To be done -> Continue the article on real-time ROCm GPU monitoring with a web dashboard, picking up right after its final line.

Document text ->
◇ ◇ ◇ ◇ ◇ ◇ ◇

Skip to main content

Real-Time ROCm GPU Monitoring with Web Dashboard

A lightweight Go-based tool for monitoring AMD GPUs with ROCm, featuring a web dashboard, REST API, and Prometheus metrics.

S

SmartTechLabs

SmartTechLabs - Intelligent Solutions for IoT, Edge Computing & AI

2 min read
Real-Time ROCm GPU Monitoring with Web Dashboard

The Problem

When running AI workloads on AMD GPUs with ROCm, visibility into GPU performance is essential. While rocm-smi provides command-line access to GPU metrics, we needed something more:

  • Real-time monitoring without constant terminal polling
  • Integration with existing observability stacks
  • A clean web interface for quick status checks

Introducing rocm_info

We built strix-halo-rocm_info, a lightweight monitoring tool written in Go that exposes ROCm GPU metrics through multiple interfaces.

Architecture

┌─────────────────┐     ┌──────────────────┐
│   rocm-smi      │────▶│   rocm_info      │
│   (ROCm CLI)    │     │   (Go Service)   │
└─────────────────┘     └────────┬─────────┘
                                 │
                    ┌────────────┼────────────┐
                    ▼            ▼            ▼
              ┌─────────┐  ┌─────────┐  ┌─────────┐
              │   Web   │  │  REST   │  │Prometheus│
              │Dashboard│  │   API   │  │ Metrics  │
              └─────────┘  └─────────┘  └─────────┘

Features

FeatureDescription
Web DashboardReal-time GPU status visualization
REST APIJSON endpoints for programmatic access
Prometheus Metrics/metrics endpoint for Grafana integration
LightweightSingle Go binary, minimal resource footprint
Strix Halo SupportTested on Ryzen AI Max 395 (gfx1151)

◇ ◇ ◇ ◇ ◇ ◇ ◇

Supplied material ->
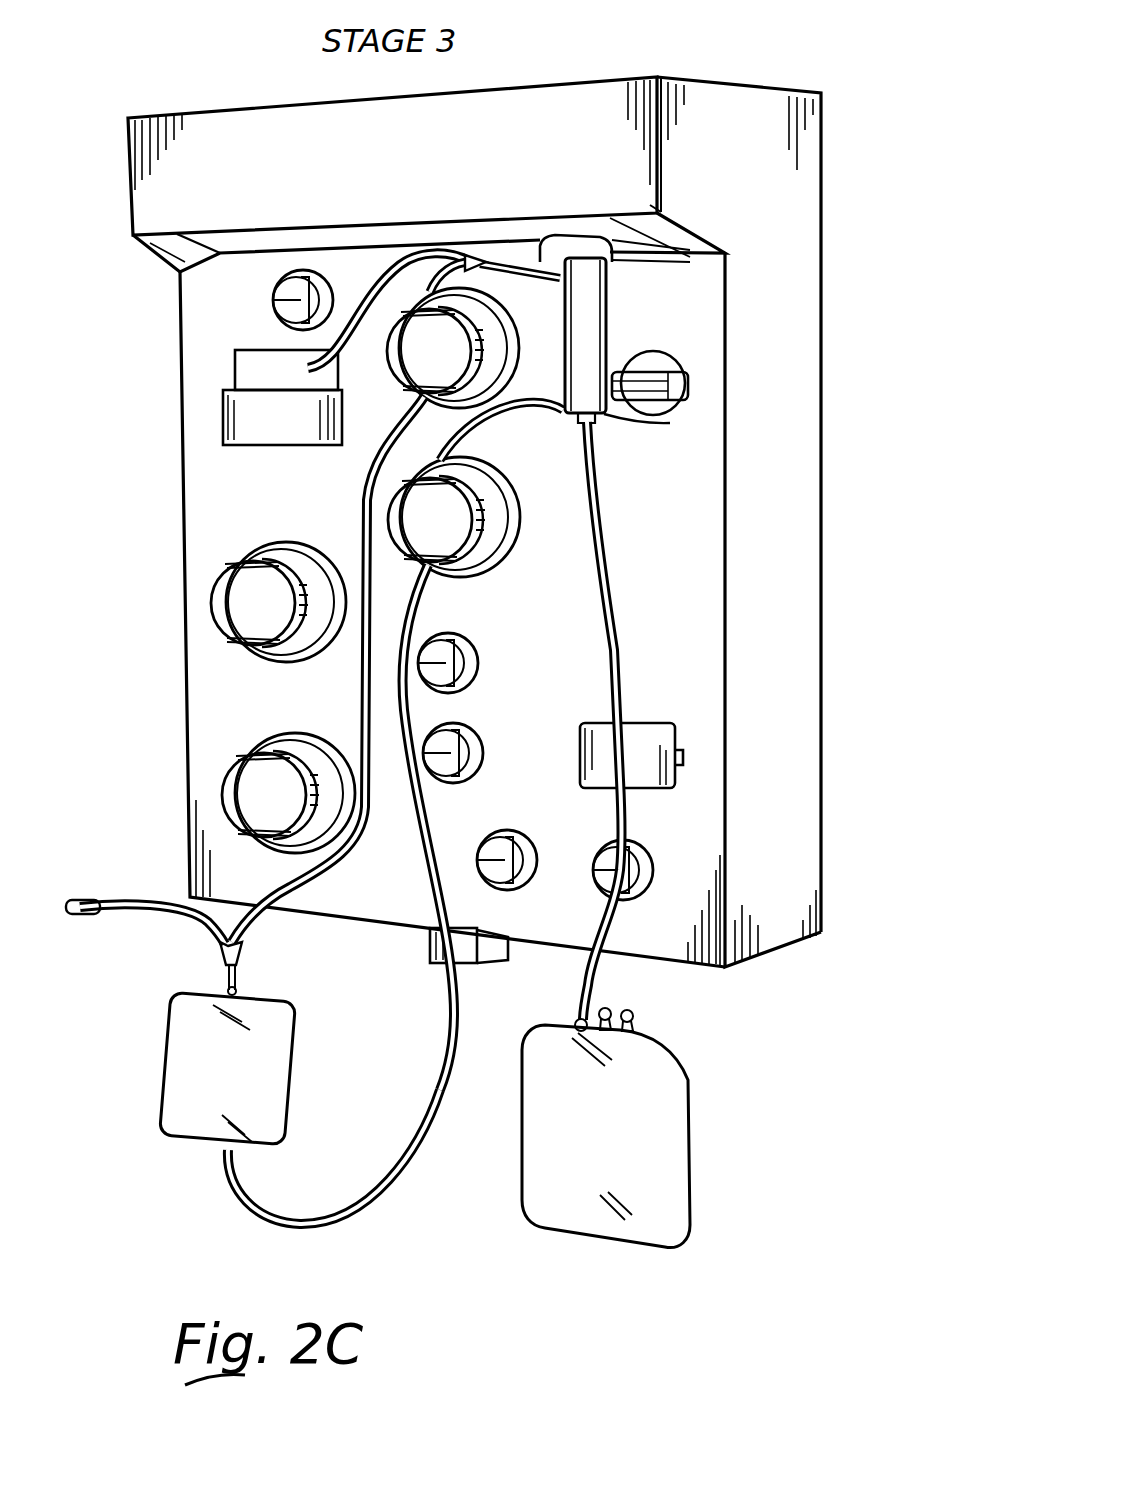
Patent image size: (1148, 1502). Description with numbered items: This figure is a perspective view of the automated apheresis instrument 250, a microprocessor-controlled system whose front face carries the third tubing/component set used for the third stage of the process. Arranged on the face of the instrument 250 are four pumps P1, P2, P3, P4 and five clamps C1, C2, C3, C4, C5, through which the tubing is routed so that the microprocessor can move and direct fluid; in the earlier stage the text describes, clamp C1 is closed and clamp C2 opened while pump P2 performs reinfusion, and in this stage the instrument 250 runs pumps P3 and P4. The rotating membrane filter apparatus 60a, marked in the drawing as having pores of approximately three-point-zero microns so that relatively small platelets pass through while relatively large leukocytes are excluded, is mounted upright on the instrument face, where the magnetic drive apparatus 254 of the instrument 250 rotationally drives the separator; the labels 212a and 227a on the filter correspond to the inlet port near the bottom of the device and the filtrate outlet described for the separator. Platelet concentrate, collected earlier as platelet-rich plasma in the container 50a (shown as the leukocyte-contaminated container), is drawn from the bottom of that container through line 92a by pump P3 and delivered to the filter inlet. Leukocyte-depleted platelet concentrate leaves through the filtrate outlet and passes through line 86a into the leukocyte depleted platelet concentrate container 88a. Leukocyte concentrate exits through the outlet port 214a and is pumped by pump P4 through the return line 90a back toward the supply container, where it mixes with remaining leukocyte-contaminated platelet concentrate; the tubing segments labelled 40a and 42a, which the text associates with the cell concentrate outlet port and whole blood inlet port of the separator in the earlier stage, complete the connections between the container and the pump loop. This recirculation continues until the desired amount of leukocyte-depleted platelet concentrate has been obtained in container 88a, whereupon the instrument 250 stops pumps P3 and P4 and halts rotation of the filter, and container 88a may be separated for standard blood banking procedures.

The automated apheresis instrument 250 is at (795, 260).
The magnetic drive apparatus 254 is at (650, 205).
The pump P1 is at (278, 602).
The pump P2 is at (288, 793).
The pump P3 is at (454, 517).
The pump P4 is at (453, 348).
The clamp C1 is at (450, 650).
The clamp C2 is at (460, 740).
The clamp C3 is at (510, 845).
The clamp C4 is at (630, 850).
The clamp C5 is at (275, 300).
The outlet port 214a is at (563, 237).
The filter (3.0 micron) 60a is at (587, 310).
The filter support bracket 227a is at (670, 423).
The filter outlet mount 212a is at (592, 426).
The cell concentrate outlet port 40a is at (290, 883).
The return line 90a is at (497, 253).
The line 92a is at (483, 427).
The whole blood inlet port 42a is at (368, 1193).
The line 86a is at (612, 595).
The PRP container 50a is at (277, 1023).
The leukocyte depleted platelet concentrate container 88a is at (685, 1073).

◇ ◇ ◇ ◇ ◇ ◇ ◇

Result for this exercise ->
Metrics Exposed

The tool captures key GPU metrics:

MetricDescription
TemperatureGPU core temperature
UtilizationGPU compute usage percentage
MemoryVRAM usage and availability
PowerCurrent power draw
Clock SpeedsGPU and memory frequencies

Quick Start

1
2
3
4
git clone https://github.com/smarttechlabs-projects/strix-halo-rocm_info.git
cd strix-halo-rocm_info
go build -o rocm_info
./rocm_info

Access the dashboard at http://localhost:8080 and Prometheus metrics at http://localhost:8080/metrics.


Prometheus Integration

Add to your prometheus.yml:

1
2
3
4
scrape_configs:
  - job_name: 'rocm_gpu'
    static_configs:
      - targets: ['localhost:8080']

Then create Grafana dashboards to visualize GPU performance alongside your other infrastructure metrics.


Use Cases

  • AI/ML Workloads: Monitor GPU utilization during training and inference
  • Capacity Planning: Track memory usage patterns over time
  • Alerting: Set up Prometheus alerts for temperature or utilization thresholds
  • Multi-GPU Systems: Monitor all GPUs from a single dashboard

Get the Code

Repository: smarttechlabs-projects/strix-halo-rocm_info

Contributions welcome—whether it’s additional metrics, UI improvements, or documentation.


Need custom monitoring solutions for your AI infrastructure? Let’s talk.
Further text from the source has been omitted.